== Supplied data ==

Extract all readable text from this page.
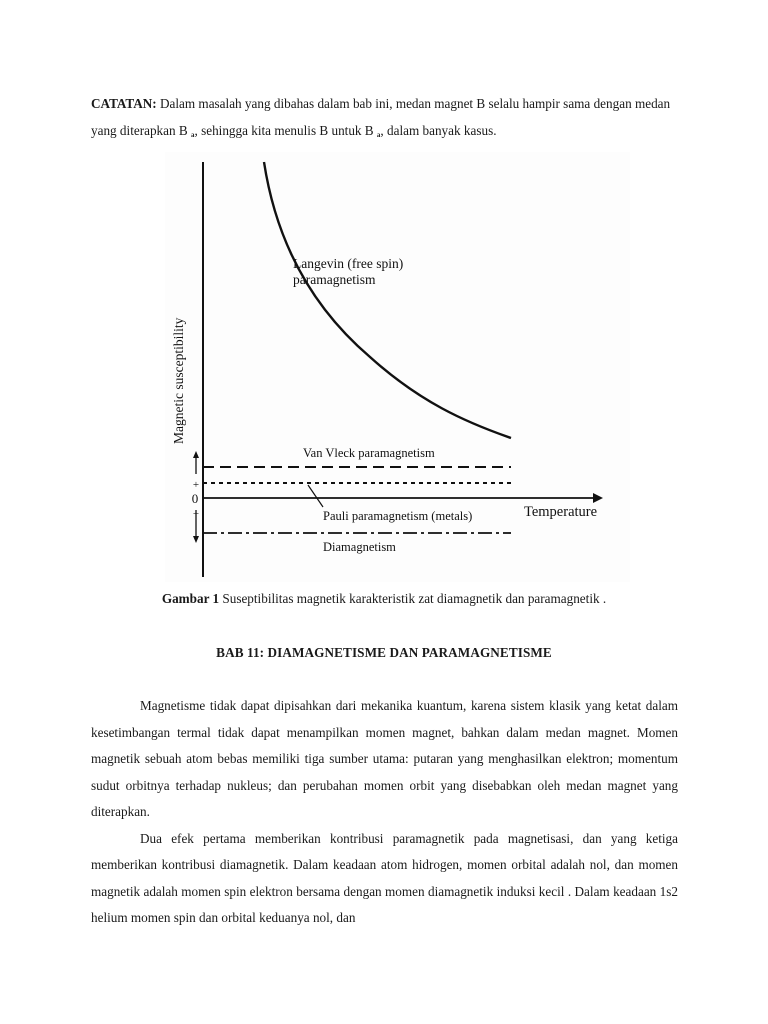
CATATAN: Dalam masalah yang dibahas dalam bab ini, medan magnet B selalu hampir sama dengan medan yang diterapkan B $_a$, sehingga kita menulis B untuk B $_a$, dalam banyak kasus.

+
0
−
Magnetic susceptibility
Temperature
Langevin (free spin)
paramagnetism
Van Vleck paramagnetism
Pauli paramagnetism (metals)
Diamagnetism

Gambar 1 Suseptibilitas magnetik karakteristik zat diamagnetik dan paramagnetik .

BAB 11: DIAMAGNETISME DAN PARAMAGNETISME

Magnetisme tidak dapat dipisahkan dari mekanika kuantum, karena sistem klasik yang ketat dalam kesetimbangan termal tidak dapat menampilkan momen magnet, bahkan dalam medan magnet. Momen magnetik sebuah atom bebas memiliki tiga sumber utama: putaran yang menghasilkan elektron; momentum sudut orbitnya terhadap nukleus; dan perubahan momen orbit yang disebabkan oleh medan magnet yang diterapkan.

Dua efek pertama memberikan kontribusi paramagnetik pada magnetisasi, dan yang ketiga memberikan kontribusi diamagnetik. Dalam keadaan atom hidrogen, momen orbital adalah nol, dan momen magnetik adalah momen spin elektron bersama dengan momen diamagnetik induksi kecil . Dalam keadaan 1s2 helium momen spin dan orbital keduanya nol, dan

===

▶ [What is being asked]
In the entries above, find each line with the string "dengan" and copy it.

▶ [Problem solution]
CATATAN: Dalam masalah yang dibahas dalam bab ini, medan magnet B selalu hampir sama dengan medan yang diterapkan B $_a$, sehingga kita menulis B untuk B $_a$, dalam banyak kasus.
Dua efek pertama memberikan kontribusi paramagnetik pada magnetisasi, dan yang ketiga memberikan kontribusi diamagnetik. Dalam keadaan atom hidrogen, momen orbital adalah nol, dan momen magnetik adalah momen spin elektron bersama dengan momen diamagnetik induksi kecil . Dalam keadaan 1s2 helium momen spin dan orbital keduanya nol, dan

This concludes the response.